> Short task
Give a verbatim copy of the lines below, minus the pictures.

Data excerpts
[start]
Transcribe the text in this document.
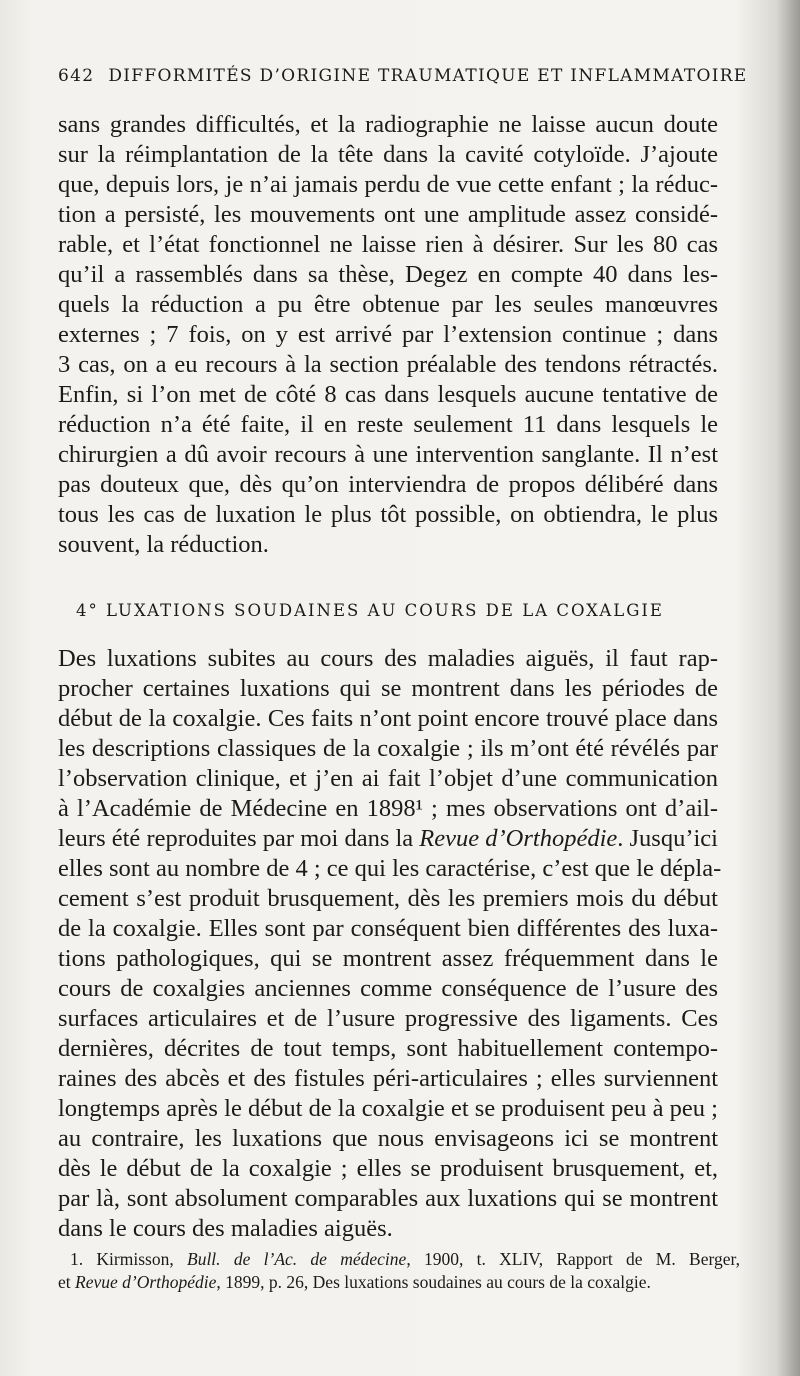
642 DIFFORMITÉS D’ORIGINE TRAUMATIQUE ET INFLAMMATOIRE
sans grandes difficultés, et la radiographie ne laisse aucun doute
sur la réimplantation de la tête dans la cavité cotyloïde. J’ajoute
que, depuis lors, je n’ai jamais perdu de vue cette enfant ; la réduc-
tion a persisté, les mouvements ont une amplitude assez considé-
rable, et l’état fonctionnel ne laisse rien à désirer. Sur les 80 cas
qu’il a rassemblés dans sa thèse, Degez en compte 40 dans les-
quels la réduction a pu être obtenue par les seules manœuvres
externes ; 7 fois, on y est arrivé par l’extension continue ; dans
3 cas, on a eu recours à la section préalable des tendons rétractés.
Enfin, si l’on met de côté 8 cas dans lesquels aucune tentative de
réduction n’a été faite, il en reste seulement 11 dans lesquels le
chirurgien a dû avoir recours à une intervention sanglante. Il n’est
pas douteux que, dès qu’on interviendra de propos délibéré dans
tous les cas de luxation le plus tôt possible, on obtiendra, le plus
souvent, la réduction.
4° LUXATIONS SOUDAINES AU COURS DE LA COXALGIE
Des luxations subites au cours des maladies aiguës, il faut rap-
procher certaines luxations qui se montrent dans les périodes de
début de la coxalgie. Ces faits n’ont point encore trouvé place dans
les descriptions classiques de la coxalgie ; ils m’ont été révélés par
l’observation clinique, et j’en ai fait l’objet d’une communication
à l’Académie de Médecine en 1898¹ ; mes observations ont d’ail-
leurs été reproduites par moi dans la Revue d’Orthopédie. Jusqu’ici
elles sont au nombre de 4 ; ce qui les caractérise, c’est que le dépla-
cement s’est produit brusquement, dès les premiers mois du début
de la coxalgie. Elles sont par conséquent bien différentes des luxa-
tions pathologiques, qui se montrent assez fréquemment dans le
cours de coxalgies anciennes comme conséquence de l’usure des
surfaces articulaires et de l’usure progressive des ligaments. Ces
dernières, décrites de tout temps, sont habituellement contempo-
raines des abcès et des fistules péri-articulaires ; elles surviennent
longtemps après le début de la coxalgie et se produisent peu à peu ;
au contraire, les luxations que nous envisageons ici se montrent
dès le début de la coxalgie ; elles se produisent brusquement, et,
par là, sont absolument comparables aux luxations qui se montrent
dans le cours des maladies aiguës.
1. Kirmisson, Bull. de l’Ac. de médecine, 1900, t. XLIV, Rapport de M. Berger,
et Revue d’Orthopédie, 1899, p. 26, Des luxations soudaines au cours de la coxalgie.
[end]
> Exercise answer
Transcribe the text in this document.
642 DIFFORMITÉS D’ORIGINE TRAUMATIQUE ET INFLAMMATOIRE
sans grandes difficultés, et la radiographie ne laisse aucun doute
sur la réimplantation de la tête dans la cavité cotyloïde. J’ajoute
que, depuis lors, je n’ai jamais perdu de vue cette enfant ; la réduc-
tion a persisté, les mouvements ont une amplitude assez considé-
rable, et l’état fonctionnel ne laisse rien à désirer. Sur les 80 cas
qu’il a rassemblés dans sa thèse, Degez en compte 40 dans les-
quels la réduction a pu être obtenue par les seules manœuvres
externes ; 7 fois, on y est arrivé par l’extension continue ; dans
3 cas, on a eu recours à la section préalable des tendons rétractés.
Enfin, si l’on met de côté 8 cas dans lesquels aucune tentative de
réduction n’a été faite, il en reste seulement 11 dans lesquels le
chirurgien a dû avoir recours à une intervention sanglante. Il n’est
pas douteux que, dès qu’on interviendra de propos délibéré dans
tous les cas de luxation le plus tôt possible, on obtiendra, le plus
souvent, la réduction.
4° LUXATIONS SOUDAINES AU COURS DE LA COXALGIE
Des luxations subites au cours des maladies aiguës, il faut rap-
procher certaines luxations qui se montrent dans les périodes de
début de la coxalgie. Ces faits n’ont point encore trouvé place dans
les descriptions classiques de la coxalgie ; ils m’ont été révélés par
l’observation clinique, et j’en ai fait l’objet d’une communication
à l’Académie de Médecine en 1898¹ ; mes observations ont d’ail-
leurs été reproduites par moi dans la Revue d’Orthopédie. Jusqu’ici
elles sont au nombre de 4 ; ce qui les caractérise, c’est que le dépla-
cement s’est produit brusquement, dès les premiers mois du début
de la coxalgie. Elles sont par conséquent bien différentes des luxa-
tions pathologiques, qui se montrent assez fréquemment dans le
cours de coxalgies anciennes comme conséquence de l’usure des
surfaces articulaires et de l’usure progressive des ligaments. Ces
dernières, décrites de tout temps, sont habituellement contempo-
raines des abcès et des fistules péri-articulaires ; elles surviennent
longtemps après le début de la coxalgie et se produisent peu à peu ;
au contraire, les luxations que nous envisageons ici se montrent
dès le début de la coxalgie ; elles se produisent brusquement, et,
par là, sont absolument comparables aux luxations qui se montrent
dans le cours des maladies aiguës.
1. Kirmisson, Bull. de l’Ac. de médecine, 1900, t. XLIV, Rapport de M. Berger,
et Revue d’Orthopédie, 1899, p. 26, Des luxations soudaines au cours de la coxalgie.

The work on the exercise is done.